*AIM OF THE EXERCISE:* Pick out every line in the rows below that contains the string "Background", treating uppercase and lowercase as different.

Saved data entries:
-- Start --
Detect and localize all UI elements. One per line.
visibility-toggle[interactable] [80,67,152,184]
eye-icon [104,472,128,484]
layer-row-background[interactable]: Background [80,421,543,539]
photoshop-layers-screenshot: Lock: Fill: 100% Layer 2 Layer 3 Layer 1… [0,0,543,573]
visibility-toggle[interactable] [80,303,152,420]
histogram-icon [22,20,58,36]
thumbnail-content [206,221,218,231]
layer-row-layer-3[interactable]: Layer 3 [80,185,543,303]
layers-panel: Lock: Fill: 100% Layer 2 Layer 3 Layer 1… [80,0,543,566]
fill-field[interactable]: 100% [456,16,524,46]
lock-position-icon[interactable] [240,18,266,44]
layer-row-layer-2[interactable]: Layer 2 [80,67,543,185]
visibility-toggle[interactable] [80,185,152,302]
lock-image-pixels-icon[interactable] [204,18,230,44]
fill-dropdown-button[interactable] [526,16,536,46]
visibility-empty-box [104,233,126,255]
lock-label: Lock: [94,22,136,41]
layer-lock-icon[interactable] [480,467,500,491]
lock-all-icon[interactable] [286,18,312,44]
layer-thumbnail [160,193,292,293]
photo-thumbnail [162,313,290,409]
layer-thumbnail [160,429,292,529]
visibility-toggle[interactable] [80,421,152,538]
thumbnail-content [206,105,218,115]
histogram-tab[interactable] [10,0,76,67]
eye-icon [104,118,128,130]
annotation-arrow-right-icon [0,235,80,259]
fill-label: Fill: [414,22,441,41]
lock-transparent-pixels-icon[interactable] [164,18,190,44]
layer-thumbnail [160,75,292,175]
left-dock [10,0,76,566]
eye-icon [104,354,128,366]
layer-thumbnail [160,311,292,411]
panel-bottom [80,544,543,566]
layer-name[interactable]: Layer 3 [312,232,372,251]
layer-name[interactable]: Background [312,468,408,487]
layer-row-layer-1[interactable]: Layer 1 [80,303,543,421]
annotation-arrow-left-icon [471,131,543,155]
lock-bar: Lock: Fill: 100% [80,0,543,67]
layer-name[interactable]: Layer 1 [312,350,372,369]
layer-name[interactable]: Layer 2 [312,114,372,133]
-- End --
*SOLVED EXERCISE:*
layer-row-background[interactable]: Background [80,421,543,539]
layer-name[interactable]: Background [312,468,408,487]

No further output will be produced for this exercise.